_WHAT IS EXPECTED:_ Records follow. Copy every line with "Shift".

_RECORDS FOR THE EXERCISE:_

>> begin

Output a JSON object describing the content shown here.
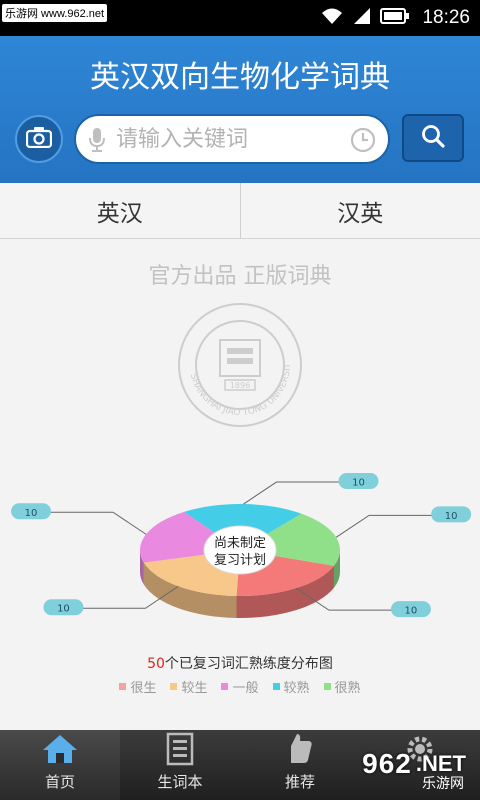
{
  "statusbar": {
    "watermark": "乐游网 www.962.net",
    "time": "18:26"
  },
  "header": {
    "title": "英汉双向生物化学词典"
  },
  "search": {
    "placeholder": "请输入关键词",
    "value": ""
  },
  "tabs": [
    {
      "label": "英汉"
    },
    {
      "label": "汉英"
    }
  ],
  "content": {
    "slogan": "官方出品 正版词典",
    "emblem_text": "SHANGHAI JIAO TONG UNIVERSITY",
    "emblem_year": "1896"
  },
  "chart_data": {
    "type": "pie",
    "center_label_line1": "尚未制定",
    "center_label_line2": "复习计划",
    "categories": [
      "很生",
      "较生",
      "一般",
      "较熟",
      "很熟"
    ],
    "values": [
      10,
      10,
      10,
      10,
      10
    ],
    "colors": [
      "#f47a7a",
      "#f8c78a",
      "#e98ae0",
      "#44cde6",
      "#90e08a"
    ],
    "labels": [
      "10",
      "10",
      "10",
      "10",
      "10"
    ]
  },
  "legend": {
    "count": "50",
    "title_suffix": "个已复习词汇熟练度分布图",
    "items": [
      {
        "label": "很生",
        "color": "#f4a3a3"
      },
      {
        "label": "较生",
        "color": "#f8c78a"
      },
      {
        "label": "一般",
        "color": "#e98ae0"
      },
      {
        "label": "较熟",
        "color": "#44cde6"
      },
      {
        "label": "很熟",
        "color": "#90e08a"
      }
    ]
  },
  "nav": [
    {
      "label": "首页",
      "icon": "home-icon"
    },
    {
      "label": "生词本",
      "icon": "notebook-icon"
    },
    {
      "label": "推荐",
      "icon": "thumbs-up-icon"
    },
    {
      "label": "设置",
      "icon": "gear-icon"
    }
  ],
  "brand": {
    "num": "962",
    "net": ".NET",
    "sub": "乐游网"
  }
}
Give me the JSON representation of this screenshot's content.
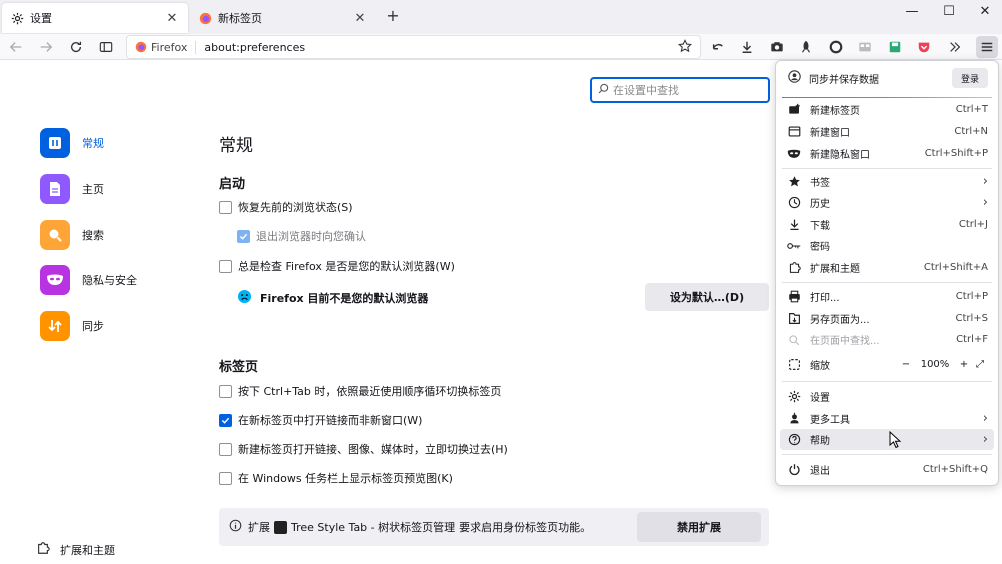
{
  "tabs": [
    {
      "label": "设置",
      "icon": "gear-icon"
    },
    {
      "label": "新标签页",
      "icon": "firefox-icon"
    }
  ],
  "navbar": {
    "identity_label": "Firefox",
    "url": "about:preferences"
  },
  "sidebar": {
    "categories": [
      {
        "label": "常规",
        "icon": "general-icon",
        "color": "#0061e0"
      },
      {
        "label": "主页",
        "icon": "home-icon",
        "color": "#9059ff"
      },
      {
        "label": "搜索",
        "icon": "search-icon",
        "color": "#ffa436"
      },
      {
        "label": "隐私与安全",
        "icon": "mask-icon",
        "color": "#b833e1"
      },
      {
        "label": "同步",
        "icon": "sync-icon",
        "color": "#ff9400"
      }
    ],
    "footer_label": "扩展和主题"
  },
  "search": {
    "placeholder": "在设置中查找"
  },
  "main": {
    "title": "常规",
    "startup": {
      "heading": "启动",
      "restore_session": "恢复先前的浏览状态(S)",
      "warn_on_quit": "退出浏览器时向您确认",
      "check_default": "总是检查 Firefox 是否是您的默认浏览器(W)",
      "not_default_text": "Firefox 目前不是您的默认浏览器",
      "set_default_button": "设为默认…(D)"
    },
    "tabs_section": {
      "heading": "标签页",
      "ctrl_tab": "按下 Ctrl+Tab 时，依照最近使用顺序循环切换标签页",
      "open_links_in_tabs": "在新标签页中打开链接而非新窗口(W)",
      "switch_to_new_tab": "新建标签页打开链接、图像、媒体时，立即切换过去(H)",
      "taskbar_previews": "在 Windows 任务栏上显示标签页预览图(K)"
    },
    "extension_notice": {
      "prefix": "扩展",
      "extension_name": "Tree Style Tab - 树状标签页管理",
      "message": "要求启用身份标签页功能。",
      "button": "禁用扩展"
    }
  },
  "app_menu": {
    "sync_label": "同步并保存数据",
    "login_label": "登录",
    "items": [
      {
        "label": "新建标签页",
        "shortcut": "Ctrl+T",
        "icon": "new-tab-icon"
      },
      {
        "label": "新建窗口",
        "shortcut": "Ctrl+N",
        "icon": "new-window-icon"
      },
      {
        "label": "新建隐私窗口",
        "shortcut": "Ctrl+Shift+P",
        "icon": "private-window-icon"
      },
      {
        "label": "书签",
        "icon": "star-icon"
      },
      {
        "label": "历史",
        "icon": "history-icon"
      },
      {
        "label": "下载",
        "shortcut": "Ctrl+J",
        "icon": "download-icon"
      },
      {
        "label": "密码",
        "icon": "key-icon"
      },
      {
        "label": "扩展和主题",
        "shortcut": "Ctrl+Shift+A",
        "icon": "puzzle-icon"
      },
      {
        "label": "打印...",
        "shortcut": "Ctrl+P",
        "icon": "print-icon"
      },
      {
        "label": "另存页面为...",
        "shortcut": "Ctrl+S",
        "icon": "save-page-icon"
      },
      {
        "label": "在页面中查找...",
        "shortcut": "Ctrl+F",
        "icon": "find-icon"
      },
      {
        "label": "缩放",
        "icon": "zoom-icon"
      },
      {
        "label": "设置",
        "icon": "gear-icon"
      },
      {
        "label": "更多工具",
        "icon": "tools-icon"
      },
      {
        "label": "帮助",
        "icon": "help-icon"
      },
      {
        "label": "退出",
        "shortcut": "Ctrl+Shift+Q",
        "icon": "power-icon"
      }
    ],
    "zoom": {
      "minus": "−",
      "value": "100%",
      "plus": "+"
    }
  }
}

>> end

_WRITTEN ANSWER:_
        "shortcut": "Ctrl+Shift+P",
        "shortcut": "Ctrl+Shift+A",
        "shortcut": "Ctrl+Shift+Q",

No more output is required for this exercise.